Collect each line containing "badge".
* start *
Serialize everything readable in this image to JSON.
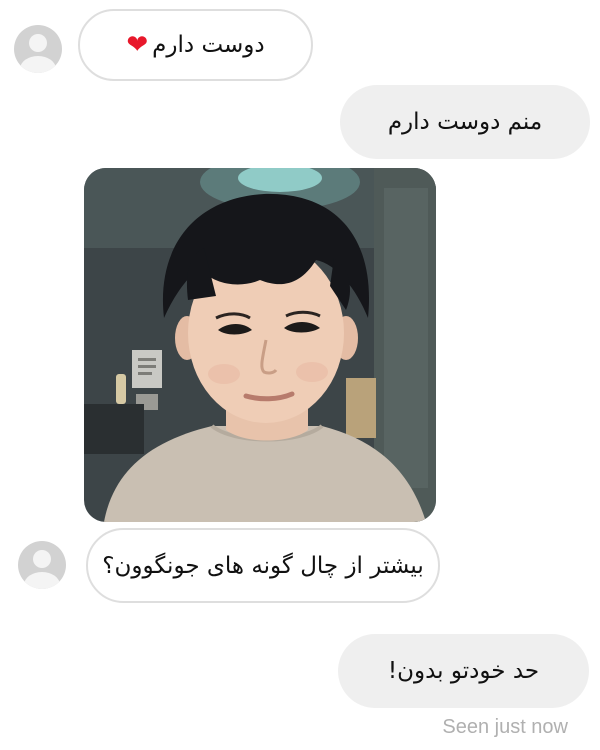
{
  "messages": {
    "m1": {
      "text": "دوست دارم",
      "emoji": "❤"
    },
    "m2": {
      "text": "منم دوست دارم"
    },
    "m3": {
      "text": "بیشتر از چال گونه های جونگوون؟"
    },
    "m4": {
      "text": "حد خودتو بدون!"
    }
  },
  "status": {
    "seen": "Seen just now"
  },
  "colors": {
    "incoming_border": "#dedede",
    "outgoing_bg": "#efefef",
    "heart": "#e8182b",
    "seen_text": "#b0b0b0"
  }
}
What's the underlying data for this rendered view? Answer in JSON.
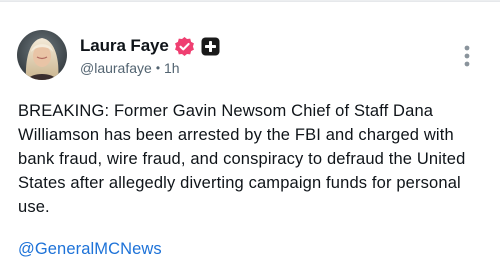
{
  "post": {
    "author": {
      "display_name": "Laura Faye",
      "handle": "@laurafaye",
      "separator": "•",
      "time": "1h",
      "verified_color": "#ef3f71",
      "icons": [
        "avatar-photo",
        "verified-badge-icon",
        "plus-badge-icon"
      ]
    },
    "body": "BREAKING: Former Gavin Newsom Chief of Staff Dana Williamson has been arrested by the FBI and charged with bank fraud, wire fraud, and conspiracy to defraud the United States after allegedly diverting campaign funds for personal use.",
    "mention": "@GeneralMCNews",
    "menu_icon": "more-vertical-icon",
    "colors": {
      "text": "#0f1419",
      "secondary": "#536471",
      "link": "#1d72d8"
    }
  }
}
* end *
> **RESPONSE**:
        "verified-badge-icon",
        "plus-badge-icon"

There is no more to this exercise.